■ **MATERIAL**
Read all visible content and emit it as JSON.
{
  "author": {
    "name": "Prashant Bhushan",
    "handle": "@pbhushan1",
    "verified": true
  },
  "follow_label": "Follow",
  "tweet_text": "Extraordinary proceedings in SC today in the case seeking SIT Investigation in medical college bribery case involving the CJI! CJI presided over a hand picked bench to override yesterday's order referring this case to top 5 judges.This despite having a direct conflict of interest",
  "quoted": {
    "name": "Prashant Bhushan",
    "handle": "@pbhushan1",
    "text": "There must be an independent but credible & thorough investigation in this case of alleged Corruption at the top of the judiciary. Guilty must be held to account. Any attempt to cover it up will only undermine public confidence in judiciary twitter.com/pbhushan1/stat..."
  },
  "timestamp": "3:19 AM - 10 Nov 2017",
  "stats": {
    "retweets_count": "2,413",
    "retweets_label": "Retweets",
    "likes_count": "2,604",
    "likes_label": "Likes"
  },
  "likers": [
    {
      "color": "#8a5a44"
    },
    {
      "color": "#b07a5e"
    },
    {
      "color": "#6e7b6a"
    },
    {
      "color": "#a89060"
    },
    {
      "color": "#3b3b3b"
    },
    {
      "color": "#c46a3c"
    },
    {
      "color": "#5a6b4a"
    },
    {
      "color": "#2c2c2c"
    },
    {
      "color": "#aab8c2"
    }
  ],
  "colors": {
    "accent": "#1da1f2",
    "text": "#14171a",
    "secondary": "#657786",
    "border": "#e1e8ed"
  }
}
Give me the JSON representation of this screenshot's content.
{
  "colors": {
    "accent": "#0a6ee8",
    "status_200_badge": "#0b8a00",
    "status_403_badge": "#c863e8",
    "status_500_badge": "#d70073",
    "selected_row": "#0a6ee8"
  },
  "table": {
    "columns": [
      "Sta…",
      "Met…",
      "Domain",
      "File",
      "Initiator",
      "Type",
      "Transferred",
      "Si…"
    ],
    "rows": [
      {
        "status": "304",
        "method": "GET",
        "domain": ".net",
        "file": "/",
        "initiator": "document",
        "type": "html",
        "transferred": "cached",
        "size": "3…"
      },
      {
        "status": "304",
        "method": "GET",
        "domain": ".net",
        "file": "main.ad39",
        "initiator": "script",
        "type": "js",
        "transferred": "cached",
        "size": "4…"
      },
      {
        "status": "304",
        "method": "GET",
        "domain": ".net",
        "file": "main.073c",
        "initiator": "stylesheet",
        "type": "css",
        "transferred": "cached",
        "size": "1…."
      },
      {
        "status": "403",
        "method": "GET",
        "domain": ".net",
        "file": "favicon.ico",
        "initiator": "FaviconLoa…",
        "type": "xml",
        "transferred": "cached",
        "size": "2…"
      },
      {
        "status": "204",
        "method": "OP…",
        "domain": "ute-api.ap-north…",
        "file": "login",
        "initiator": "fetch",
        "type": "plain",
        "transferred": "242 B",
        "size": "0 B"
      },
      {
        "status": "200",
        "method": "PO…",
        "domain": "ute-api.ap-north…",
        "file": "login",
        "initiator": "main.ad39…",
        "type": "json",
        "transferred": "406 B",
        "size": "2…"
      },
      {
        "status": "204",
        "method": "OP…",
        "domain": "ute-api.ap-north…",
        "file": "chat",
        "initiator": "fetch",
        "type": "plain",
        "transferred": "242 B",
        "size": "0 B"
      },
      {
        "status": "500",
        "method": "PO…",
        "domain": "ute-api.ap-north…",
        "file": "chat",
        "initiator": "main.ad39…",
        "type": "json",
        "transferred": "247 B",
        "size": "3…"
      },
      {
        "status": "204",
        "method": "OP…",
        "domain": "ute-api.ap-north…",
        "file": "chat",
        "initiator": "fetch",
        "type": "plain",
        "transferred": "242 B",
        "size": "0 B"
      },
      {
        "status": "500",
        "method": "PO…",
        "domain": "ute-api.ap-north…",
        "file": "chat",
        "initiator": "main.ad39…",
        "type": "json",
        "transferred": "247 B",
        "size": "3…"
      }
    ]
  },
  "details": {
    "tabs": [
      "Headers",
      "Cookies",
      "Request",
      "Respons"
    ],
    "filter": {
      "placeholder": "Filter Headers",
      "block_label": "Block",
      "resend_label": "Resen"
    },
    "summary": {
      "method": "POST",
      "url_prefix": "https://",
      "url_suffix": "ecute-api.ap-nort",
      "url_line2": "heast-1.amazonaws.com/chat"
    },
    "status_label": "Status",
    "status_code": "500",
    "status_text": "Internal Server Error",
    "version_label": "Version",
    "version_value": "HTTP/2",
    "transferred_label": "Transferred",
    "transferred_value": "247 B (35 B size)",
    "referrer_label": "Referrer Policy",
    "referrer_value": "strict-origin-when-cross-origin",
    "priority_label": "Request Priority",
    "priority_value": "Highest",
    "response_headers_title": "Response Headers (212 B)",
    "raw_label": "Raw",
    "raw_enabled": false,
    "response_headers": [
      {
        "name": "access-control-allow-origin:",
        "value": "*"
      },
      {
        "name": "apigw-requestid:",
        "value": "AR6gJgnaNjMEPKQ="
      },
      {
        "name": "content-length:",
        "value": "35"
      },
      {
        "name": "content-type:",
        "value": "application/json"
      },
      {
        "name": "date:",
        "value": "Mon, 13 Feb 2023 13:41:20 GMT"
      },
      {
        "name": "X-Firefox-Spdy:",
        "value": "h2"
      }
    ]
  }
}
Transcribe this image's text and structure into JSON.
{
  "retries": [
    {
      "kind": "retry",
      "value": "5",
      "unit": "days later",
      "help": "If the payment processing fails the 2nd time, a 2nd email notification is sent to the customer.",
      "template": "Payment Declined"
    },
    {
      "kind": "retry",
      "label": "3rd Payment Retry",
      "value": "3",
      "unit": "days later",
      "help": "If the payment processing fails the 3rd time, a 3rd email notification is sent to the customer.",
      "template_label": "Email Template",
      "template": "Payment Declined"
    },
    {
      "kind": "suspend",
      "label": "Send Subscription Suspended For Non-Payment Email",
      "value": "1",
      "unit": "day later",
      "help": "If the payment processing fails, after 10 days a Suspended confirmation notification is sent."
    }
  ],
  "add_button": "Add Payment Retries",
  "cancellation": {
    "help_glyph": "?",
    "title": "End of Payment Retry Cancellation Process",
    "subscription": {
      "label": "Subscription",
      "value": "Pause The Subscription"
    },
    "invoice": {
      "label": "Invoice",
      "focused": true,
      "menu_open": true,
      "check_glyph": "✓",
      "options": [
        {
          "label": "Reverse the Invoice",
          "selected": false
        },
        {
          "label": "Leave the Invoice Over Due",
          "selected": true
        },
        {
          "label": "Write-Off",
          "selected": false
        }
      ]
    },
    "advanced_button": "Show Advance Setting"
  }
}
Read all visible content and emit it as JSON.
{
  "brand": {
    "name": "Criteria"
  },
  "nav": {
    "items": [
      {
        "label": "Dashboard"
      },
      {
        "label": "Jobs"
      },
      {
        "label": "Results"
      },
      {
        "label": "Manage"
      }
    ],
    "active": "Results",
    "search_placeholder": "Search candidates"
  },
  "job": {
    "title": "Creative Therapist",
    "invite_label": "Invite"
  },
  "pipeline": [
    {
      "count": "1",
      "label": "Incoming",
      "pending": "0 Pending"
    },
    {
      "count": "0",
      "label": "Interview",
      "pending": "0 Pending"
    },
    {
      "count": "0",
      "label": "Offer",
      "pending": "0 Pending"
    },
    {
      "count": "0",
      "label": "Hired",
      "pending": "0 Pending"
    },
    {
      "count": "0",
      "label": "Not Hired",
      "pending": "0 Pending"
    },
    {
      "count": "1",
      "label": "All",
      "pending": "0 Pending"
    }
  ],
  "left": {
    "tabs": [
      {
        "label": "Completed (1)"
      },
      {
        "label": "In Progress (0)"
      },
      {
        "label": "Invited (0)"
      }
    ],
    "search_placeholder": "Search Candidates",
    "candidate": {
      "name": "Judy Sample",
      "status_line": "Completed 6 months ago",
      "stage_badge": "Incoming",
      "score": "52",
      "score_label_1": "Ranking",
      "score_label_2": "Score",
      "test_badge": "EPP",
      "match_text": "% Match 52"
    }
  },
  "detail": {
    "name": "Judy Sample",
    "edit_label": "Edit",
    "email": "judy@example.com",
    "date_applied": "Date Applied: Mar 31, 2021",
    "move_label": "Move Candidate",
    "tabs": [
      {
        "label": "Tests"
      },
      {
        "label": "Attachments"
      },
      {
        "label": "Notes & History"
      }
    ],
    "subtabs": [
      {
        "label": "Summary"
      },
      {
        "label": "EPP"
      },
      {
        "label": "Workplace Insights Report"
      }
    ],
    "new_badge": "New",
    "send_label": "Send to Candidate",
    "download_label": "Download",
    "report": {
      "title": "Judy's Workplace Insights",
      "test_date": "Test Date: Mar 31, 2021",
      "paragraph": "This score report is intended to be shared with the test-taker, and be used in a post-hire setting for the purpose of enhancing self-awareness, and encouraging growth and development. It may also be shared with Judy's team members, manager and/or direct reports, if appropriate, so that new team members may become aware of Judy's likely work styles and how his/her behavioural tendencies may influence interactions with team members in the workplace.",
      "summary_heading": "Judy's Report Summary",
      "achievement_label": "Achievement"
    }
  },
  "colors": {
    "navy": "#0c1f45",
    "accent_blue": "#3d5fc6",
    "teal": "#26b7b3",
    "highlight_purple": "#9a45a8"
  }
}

■ **SHORT TASK**
Your answer should be one number: how many lines of the listing include the word "origin".

■ **WORKED SOLUTION**
2